* [Short problem] Below are some records; give them all again exactly, but not the pictures.

* Start Stored records *

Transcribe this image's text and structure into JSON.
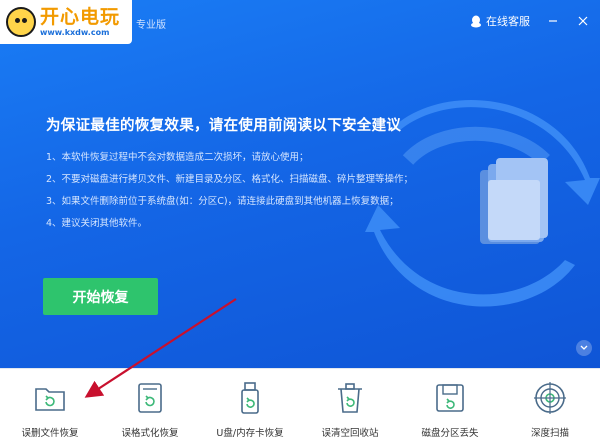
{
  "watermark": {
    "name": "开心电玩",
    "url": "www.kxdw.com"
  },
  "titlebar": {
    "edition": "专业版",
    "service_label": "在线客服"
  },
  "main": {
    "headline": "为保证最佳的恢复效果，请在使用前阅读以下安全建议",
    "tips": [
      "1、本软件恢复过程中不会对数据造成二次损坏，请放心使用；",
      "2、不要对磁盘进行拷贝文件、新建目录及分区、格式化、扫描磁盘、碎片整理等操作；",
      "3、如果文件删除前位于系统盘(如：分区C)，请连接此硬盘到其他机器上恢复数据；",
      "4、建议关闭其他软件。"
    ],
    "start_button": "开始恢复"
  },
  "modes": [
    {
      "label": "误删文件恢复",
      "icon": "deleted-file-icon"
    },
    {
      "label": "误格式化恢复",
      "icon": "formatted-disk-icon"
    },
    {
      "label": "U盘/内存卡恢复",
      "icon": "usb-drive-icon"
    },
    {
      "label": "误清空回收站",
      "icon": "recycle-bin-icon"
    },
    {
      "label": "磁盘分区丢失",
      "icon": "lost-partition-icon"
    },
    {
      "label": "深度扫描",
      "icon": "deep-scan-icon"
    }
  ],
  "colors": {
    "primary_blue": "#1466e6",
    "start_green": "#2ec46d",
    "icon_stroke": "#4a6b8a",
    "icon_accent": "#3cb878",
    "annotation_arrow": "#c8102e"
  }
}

* End Stored records *

* [Reply]
Transcribe this image's text and structure into JSON.
{
  "watermark": {
    "name": "开心电玩",
    "url": "www.kxdw.com"
  },
  "titlebar": {
    "edition": "专业版",
    "service_label": "在线客服"
  },
  "main": {
    "headline": "为保证最佳的恢复效果，请在使用前阅读以下安全建议",
    "tips": [
      "1、本软件恢复过程中不会对数据造成二次损坏，请放心使用；",
      "2、不要对磁盘进行拷贝文件、新建目录及分区、格式化、扫描磁盘、碎片整理等操作；",
      "3、如果文件删除前位于系统盘(如：分区C)，请连接此硬盘到其他机器上恢复数据；",
      "4、建议关闭其他软件。"
    ],
    "start_button": "开始恢复"
  },
  "modes": [
    {
      "label": "误删文件恢复",
      "icon": "deleted-file-icon"
    },
    {
      "label": "误格式化恢复",
      "icon": "formatted-disk-icon"
    },
    {
      "label": "U盘/内存卡恢复",
      "icon": "usb-drive-icon"
    },
    {
      "label": "误清空回收站",
      "icon": "recycle-bin-icon"
    },
    {
      "label": "磁盘分区丢失",
      "icon": "lost-partition-icon"
    },
    {
      "label": "深度扫描",
      "icon": "deep-scan-icon"
    }
  ],
  "colors": {
    "primary_blue": "#1466e6",
    "start_green": "#2ec46d",
    "icon_stroke": "#4a6b8a",
    "icon_accent": "#3cb878",
    "annotation_arrow": "#c8102e"
  }
}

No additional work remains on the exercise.